**Written request:** Restate the whole of the material. Keep every word, and drop the pictures.

**Supplied material:**
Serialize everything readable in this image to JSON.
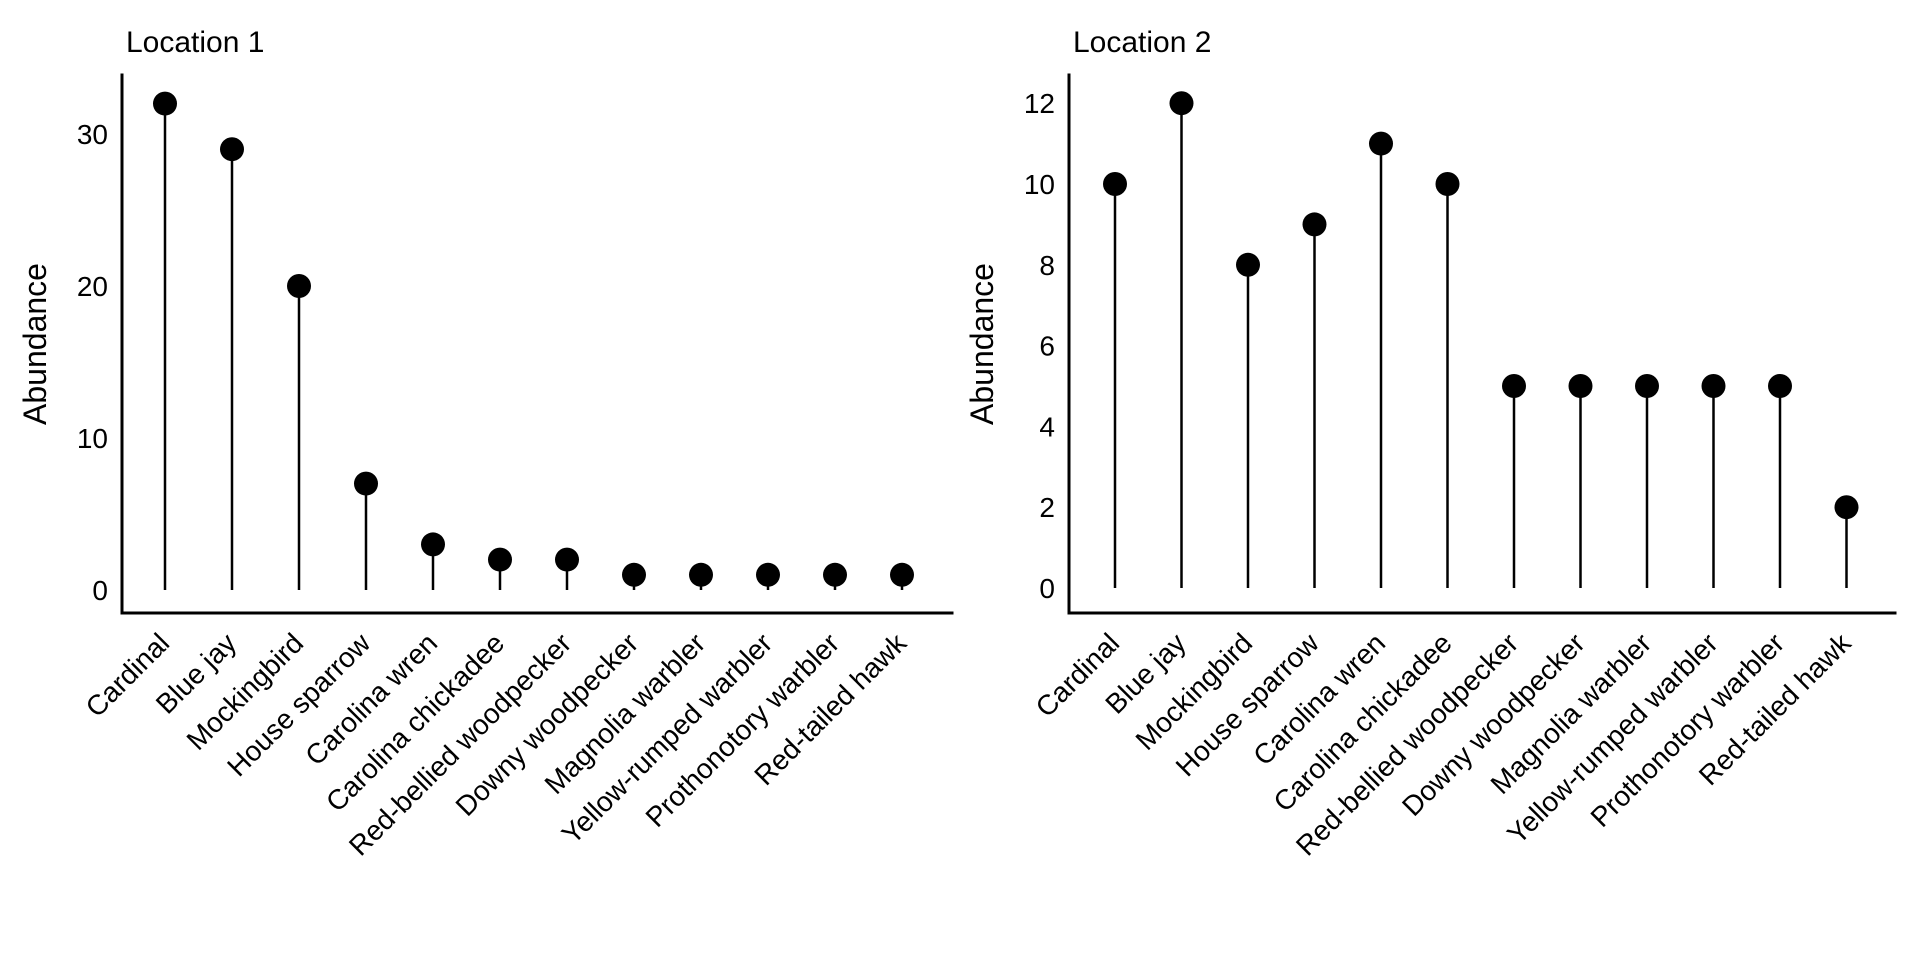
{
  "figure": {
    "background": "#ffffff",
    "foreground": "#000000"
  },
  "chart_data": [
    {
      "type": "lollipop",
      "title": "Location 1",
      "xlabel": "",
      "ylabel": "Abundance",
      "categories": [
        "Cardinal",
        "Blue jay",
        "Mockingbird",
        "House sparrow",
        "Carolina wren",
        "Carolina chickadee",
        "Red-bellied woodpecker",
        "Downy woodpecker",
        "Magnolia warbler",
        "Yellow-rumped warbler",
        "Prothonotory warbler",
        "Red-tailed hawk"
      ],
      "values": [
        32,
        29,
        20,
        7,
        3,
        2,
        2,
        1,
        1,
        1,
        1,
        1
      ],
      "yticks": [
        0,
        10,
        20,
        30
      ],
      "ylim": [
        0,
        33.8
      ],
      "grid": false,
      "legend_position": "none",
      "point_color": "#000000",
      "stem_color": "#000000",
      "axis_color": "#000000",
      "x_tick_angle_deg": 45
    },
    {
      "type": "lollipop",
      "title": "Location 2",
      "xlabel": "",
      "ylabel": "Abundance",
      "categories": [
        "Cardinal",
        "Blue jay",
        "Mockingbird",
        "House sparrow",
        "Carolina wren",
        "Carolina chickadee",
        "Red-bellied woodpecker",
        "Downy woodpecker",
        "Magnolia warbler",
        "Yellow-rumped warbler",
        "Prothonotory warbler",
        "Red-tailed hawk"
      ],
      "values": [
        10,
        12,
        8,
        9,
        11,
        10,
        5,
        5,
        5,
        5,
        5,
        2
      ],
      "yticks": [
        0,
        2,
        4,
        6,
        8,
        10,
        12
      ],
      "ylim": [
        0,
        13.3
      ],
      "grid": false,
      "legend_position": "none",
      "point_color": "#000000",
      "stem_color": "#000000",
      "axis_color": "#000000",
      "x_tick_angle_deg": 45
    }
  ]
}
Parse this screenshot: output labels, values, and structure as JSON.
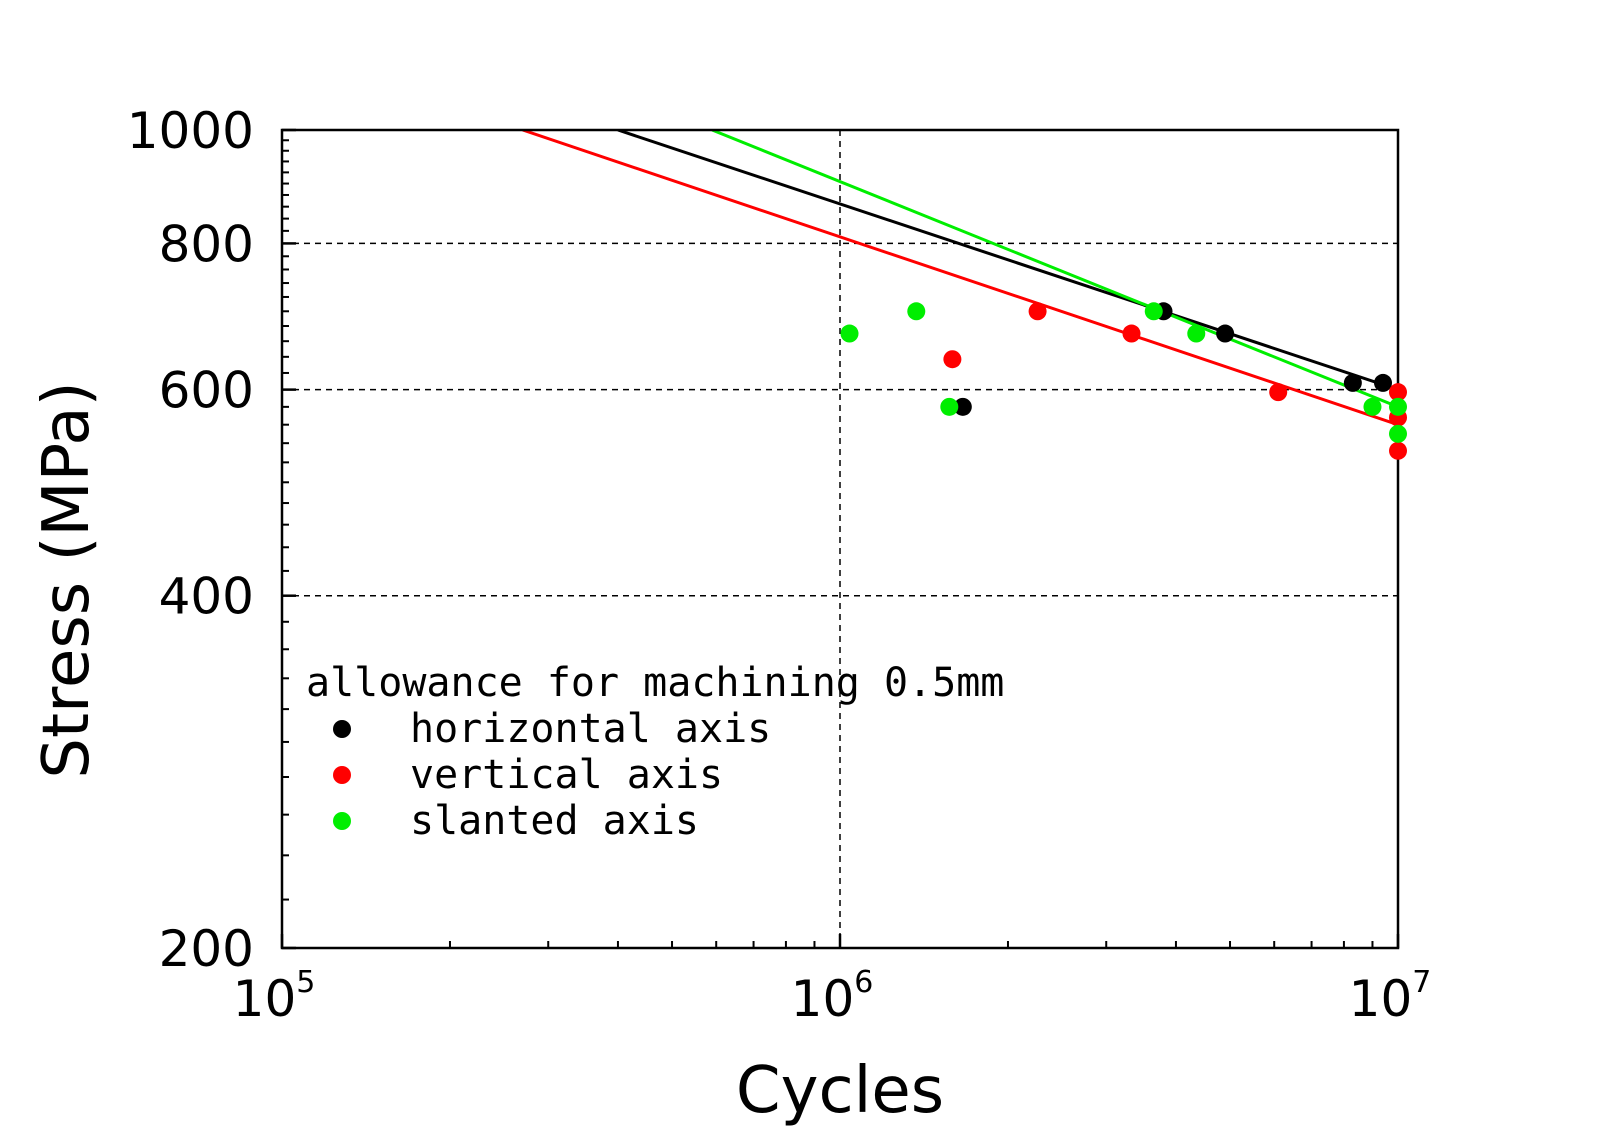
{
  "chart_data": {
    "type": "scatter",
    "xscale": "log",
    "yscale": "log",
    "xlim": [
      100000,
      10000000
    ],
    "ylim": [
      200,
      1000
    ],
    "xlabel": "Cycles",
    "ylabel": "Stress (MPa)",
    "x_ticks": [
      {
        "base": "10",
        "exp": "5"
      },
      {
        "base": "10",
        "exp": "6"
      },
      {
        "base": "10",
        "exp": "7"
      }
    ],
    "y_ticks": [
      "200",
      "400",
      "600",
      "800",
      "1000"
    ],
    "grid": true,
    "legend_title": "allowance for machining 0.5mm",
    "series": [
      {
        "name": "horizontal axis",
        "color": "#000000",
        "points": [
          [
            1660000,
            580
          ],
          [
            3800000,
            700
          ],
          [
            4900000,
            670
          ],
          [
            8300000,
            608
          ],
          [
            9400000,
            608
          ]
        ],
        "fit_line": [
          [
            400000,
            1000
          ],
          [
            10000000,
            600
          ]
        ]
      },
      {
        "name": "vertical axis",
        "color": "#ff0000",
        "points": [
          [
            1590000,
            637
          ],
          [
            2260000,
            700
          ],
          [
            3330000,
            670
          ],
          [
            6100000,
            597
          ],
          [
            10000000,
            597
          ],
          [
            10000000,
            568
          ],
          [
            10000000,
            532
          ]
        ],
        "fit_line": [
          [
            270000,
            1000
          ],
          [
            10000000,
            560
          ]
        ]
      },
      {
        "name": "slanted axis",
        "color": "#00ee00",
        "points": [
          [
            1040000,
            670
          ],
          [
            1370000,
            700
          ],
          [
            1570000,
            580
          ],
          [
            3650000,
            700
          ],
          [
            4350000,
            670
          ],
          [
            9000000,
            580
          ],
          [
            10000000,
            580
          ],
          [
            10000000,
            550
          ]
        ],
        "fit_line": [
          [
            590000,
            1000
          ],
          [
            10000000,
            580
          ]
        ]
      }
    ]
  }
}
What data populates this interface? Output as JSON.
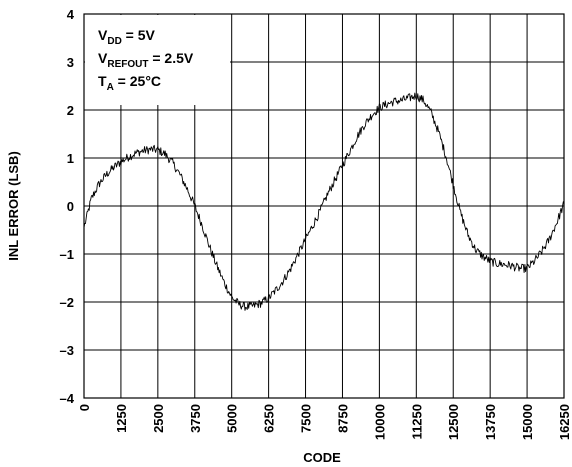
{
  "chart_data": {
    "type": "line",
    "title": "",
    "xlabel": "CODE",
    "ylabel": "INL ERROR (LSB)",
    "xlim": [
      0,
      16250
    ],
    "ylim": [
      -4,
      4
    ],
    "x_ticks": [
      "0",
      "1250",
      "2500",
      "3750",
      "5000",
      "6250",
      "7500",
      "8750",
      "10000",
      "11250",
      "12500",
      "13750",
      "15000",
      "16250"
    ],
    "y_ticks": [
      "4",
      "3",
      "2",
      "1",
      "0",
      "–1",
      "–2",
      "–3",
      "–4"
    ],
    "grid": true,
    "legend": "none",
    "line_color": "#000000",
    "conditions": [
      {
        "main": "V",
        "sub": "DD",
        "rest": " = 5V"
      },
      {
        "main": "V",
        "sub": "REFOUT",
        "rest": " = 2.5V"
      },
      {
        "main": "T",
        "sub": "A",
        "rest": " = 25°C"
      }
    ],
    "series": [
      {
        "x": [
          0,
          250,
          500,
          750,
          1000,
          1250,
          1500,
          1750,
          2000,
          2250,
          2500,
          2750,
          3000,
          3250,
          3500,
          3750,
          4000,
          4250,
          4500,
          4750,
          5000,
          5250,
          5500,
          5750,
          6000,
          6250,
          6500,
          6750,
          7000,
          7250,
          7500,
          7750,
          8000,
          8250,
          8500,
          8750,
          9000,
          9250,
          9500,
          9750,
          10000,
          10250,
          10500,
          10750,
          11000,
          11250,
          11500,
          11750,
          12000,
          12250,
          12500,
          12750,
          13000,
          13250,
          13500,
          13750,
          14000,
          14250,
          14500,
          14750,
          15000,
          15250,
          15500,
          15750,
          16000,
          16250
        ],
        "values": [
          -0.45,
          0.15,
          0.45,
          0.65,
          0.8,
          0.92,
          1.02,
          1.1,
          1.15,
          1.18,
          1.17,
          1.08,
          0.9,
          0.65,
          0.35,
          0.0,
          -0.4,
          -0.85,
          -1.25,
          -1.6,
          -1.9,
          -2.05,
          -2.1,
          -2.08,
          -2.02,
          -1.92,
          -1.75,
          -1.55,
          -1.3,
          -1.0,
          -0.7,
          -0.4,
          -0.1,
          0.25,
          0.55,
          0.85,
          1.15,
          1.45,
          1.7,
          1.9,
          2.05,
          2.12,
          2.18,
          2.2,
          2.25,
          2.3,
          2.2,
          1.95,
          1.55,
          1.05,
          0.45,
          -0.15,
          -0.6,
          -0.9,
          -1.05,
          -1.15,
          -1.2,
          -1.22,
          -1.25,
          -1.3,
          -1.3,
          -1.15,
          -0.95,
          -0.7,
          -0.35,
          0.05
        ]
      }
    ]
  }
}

**Response to the exercise:**
Serialize everything readable in this image to JSON.
{
  "figure": {
    "background": "#ffffff",
    "foreground": "#000000"
  },
  "chart_data": [
    {
      "type": "lollipop",
      "title": "Location 1",
      "xlabel": "",
      "ylabel": "Abundance",
      "categories": [
        "Cardinal",
        "Blue jay",
        "Mockingbird",
        "House sparrow",
        "Carolina wren",
        "Carolina chickadee",
        "Red-bellied woodpecker",
        "Downy woodpecker",
        "Magnolia warbler",
        "Yellow-rumped warbler",
        "Prothonotory warbler",
        "Red-tailed hawk"
      ],
      "values": [
        32,
        29,
        20,
        7,
        3,
        2,
        2,
        1,
        1,
        1,
        1,
        1
      ],
      "yticks": [
        0,
        10,
        20,
        30
      ],
      "ylim": [
        0,
        33.8
      ],
      "grid": false,
      "legend_position": "none",
      "point_color": "#000000",
      "stem_color": "#000000",
      "axis_color": "#000000",
      "x_tick_angle_deg": 45
    },
    {
      "type": "lollipop",
      "title": "Location 2",
      "xlabel": "",
      "ylabel": "Abundance",
      "categories": [
        "Cardinal",
        "Blue jay",
        "Mockingbird",
        "House sparrow",
        "Carolina wren",
        "Carolina chickadee",
        "Red-bellied woodpecker",
        "Downy woodpecker",
        "Magnolia warbler",
        "Yellow-rumped warbler",
        "Prothonotory warbler",
        "Red-tailed hawk"
      ],
      "values": [
        10,
        12,
        8,
        9,
        11,
        10,
        5,
        5,
        5,
        5,
        5,
        2
      ],
      "yticks": [
        0,
        2,
        4,
        6,
        8,
        10,
        12
      ],
      "ylim": [
        0,
        13.3
      ],
      "grid": false,
      "legend_position": "none",
      "point_color": "#000000",
      "stem_color": "#000000",
      "axis_color": "#000000",
      "x_tick_angle_deg": 45
    }
  ]
}
Parse this screenshot: output labels, values, and structure as JSON.
{
  "chart_data": {
    "type": "scatter",
    "xscale": "log",
    "yscale": "log",
    "xlim": [
      100000,
      10000000
    ],
    "ylim": [
      200,
      1000
    ],
    "xlabel": "Cycles",
    "ylabel": "Stress (MPa)",
    "x_ticks": [
      {
        "base": "10",
        "exp": "5"
      },
      {
        "base": "10",
        "exp": "6"
      },
      {
        "base": "10",
        "exp": "7"
      }
    ],
    "y_ticks": [
      "200",
      "400",
      "600",
      "800",
      "1000"
    ],
    "grid": true,
    "legend_title": "allowance for machining 0.5mm",
    "series": [
      {
        "name": "horizontal axis",
        "color": "#000000",
        "points": [
          [
            1660000,
            580
          ],
          [
            3800000,
            700
          ],
          [
            4900000,
            670
          ],
          [
            8300000,
            608
          ],
          [
            9400000,
            608
          ]
        ],
        "fit_line": [
          [
            400000,
            1000
          ],
          [
            10000000,
            600
          ]
        ]
      },
      {
        "name": "vertical axis",
        "color": "#ff0000",
        "points": [
          [
            1590000,
            637
          ],
          [
            2260000,
            700
          ],
          [
            3330000,
            670
          ],
          [
            6100000,
            597
          ],
          [
            10000000,
            597
          ],
          [
            10000000,
            568
          ],
          [
            10000000,
            532
          ]
        ],
        "fit_line": [
          [
            270000,
            1000
          ],
          [
            10000000,
            560
          ]
        ]
      },
      {
        "name": "slanted axis",
        "color": "#00ee00",
        "points": [
          [
            1040000,
            670
          ],
          [
            1370000,
            700
          ],
          [
            1570000,
            580
          ],
          [
            3650000,
            700
          ],
          [
            4350000,
            670
          ],
          [
            9000000,
            580
          ],
          [
            10000000,
            580
          ],
          [
            10000000,
            550
          ]
        ],
        "fit_line": [
          [
            590000,
            1000
          ],
          [
            10000000,
            580
          ]
        ]
      }
    ]
  }
}
What data populates this interface? Output as JSON.
{
  "chart_data": {
    "type": "line",
    "title": "",
    "xlabel": "CODE",
    "ylabel": "INL ERROR (LSB)",
    "xlim": [
      0,
      16250
    ],
    "ylim": [
      -4,
      4
    ],
    "x_ticks": [
      "0",
      "1250",
      "2500",
      "3750",
      "5000",
      "6250",
      "7500",
      "8750",
      "10000",
      "11250",
      "12500",
      "13750",
      "15000",
      "16250"
    ],
    "y_ticks": [
      "4",
      "3",
      "2",
      "1",
      "0",
      "–1",
      "–2",
      "–3",
      "–4"
    ],
    "grid": true,
    "legend": "none",
    "line_color": "#000000",
    "conditions": [
      {
        "main": "V",
        "sub": "DD",
        "rest": " = 5V"
      },
      {
        "main": "V",
        "sub": "REFOUT",
        "rest": " = 2.5V"
      },
      {
        "main": "T",
        "sub": "A",
        "rest": " = 25°C"
      }
    ],
    "series": [
      {
        "x": [
          0,
          250,
          500,
          750,
          1000,
          1250,
          1500,
          1750,
          2000,
          2250,
          2500,
          2750,
          3000,
          3250,
          3500,
          3750,
          4000,
          4250,
          4500,
          4750,
          5000,
          5250,
          5500,
          5750,
          6000,
          6250,
          6500,
          6750,
          7000,
          7250,
          7500,
          7750,
          8000,
          8250,
          8500,
          8750,
          9000,
          9250,
          9500,
          9750,
          10000,
          10250,
          10500,
          10750,
          11000,
          11250,
          11500,
          11750,
          12000,
          12250,
          12500,
          12750,
          13000,
          13250,
          13500,
          13750,
          14000,
          14250,
          14500,
          14750,
          15000,
          15250,
          15500,
          15750,
          16000,
          16250
        ],
        "values": [
          -0.45,
          0.15,
          0.45,
          0.65,
          0.8,
          0.92,
          1.02,
          1.1,
          1.15,
          1.18,
          1.17,
          1.08,
          0.9,
          0.65,
          0.35,
          0.0,
          -0.4,
          -0.85,
          -1.25,
          -1.6,
          -1.9,
          -2.05,
          -2.1,
          -2.08,
          -2.02,
          -1.92,
          -1.75,
          -1.55,
          -1.3,
          -1.0,
          -0.7,
          -0.4,
          -0.1,
          0.25,
          0.55,
          0.85,
          1.15,
          1.45,
          1.7,
          1.9,
          2.05,
          2.12,
          2.18,
          2.2,
          2.25,
          2.3,
          2.2,
          1.95,
          1.55,
          1.05,
          0.45,
          -0.15,
          -0.6,
          -0.9,
          -1.05,
          -1.15,
          -1.2,
          -1.22,
          -1.25,
          -1.3,
          -1.3,
          -1.15,
          -0.95,
          -0.7,
          -0.35,
          0.05
        ]
      }
    ]
  }
}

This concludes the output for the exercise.